══ Supplied data ══

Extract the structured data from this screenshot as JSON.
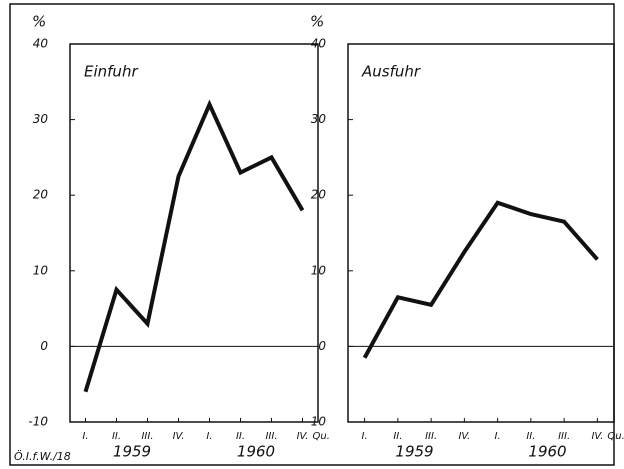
{
  "chart_data": [
    {
      "type": "line",
      "title": "Einfuhr",
      "ylabel": "%",
      "categories": [
        "I.",
        "II.",
        "III.",
        "IV.",
        "I.",
        "II.",
        "III.",
        "IV."
      ],
      "x_unit": "Qu.",
      "year_labels": [
        "1959",
        "1960"
      ],
      "values": [
        -6,
        7.5,
        3,
        22.5,
        32,
        23,
        25,
        18
      ],
      "color": "#111111",
      "ylim": [
        -10,
        40
      ],
      "yticks": [
        -10,
        0,
        10,
        20,
        30,
        40
      ]
    },
    {
      "type": "line",
      "title": "Ausfuhr",
      "ylabel": "%",
      "categories": [
        "I.",
        "II.",
        "III.",
        "IV.",
        "I.",
        "II.",
        "III.",
        "IV."
      ],
      "x_unit": "Qu.",
      "year_labels": [
        "1959",
        "1960"
      ],
      "values": [
        -1.5,
        6.5,
        5.5,
        12.5,
        19,
        17.5,
        16.5,
        11.5
      ],
      "color": "#111111",
      "ylim": [
        -10,
        40
      ],
      "yticks": [
        -10,
        0,
        10,
        20,
        30,
        40
      ]
    }
  ],
  "source": "Ö.I.f.W./18"
}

═══

• **Given exercise**
Quote all the records verbatim, dropping any pictures from your copy.

• **Reply to the exercise**
Extract the structured data from this screenshot as JSON.
{
  "chart_data": [
    {
      "type": "line",
      "title": "Einfuhr",
      "ylabel": "%",
      "categories": [
        "I.",
        "II.",
        "III.",
        "IV.",
        "I.",
        "II.",
        "III.",
        "IV."
      ],
      "x_unit": "Qu.",
      "year_labels": [
        "1959",
        "1960"
      ],
      "values": [
        -6,
        7.5,
        3,
        22.5,
        32,
        23,
        25,
        18
      ],
      "color": "#111111",
      "ylim": [
        -10,
        40
      ],
      "yticks": [
        -10,
        0,
        10,
        20,
        30,
        40
      ]
    },
    {
      "type": "line",
      "title": "Ausfuhr",
      "ylabel": "%",
      "categories": [
        "I.",
        "II.",
        "III.",
        "IV.",
        "I.",
        "II.",
        "III.",
        "IV."
      ],
      "x_unit": "Qu.",
      "year_labels": [
        "1959",
        "1960"
      ],
      "values": [
        -1.5,
        6.5,
        5.5,
        12.5,
        19,
        17.5,
        16.5,
        11.5
      ],
      "color": "#111111",
      "ylim": [
        -10,
        40
      ],
      "yticks": [
        -10,
        0,
        10,
        20,
        30,
        40
      ]
    }
  ],
  "source": "Ö.I.f.W./18"
}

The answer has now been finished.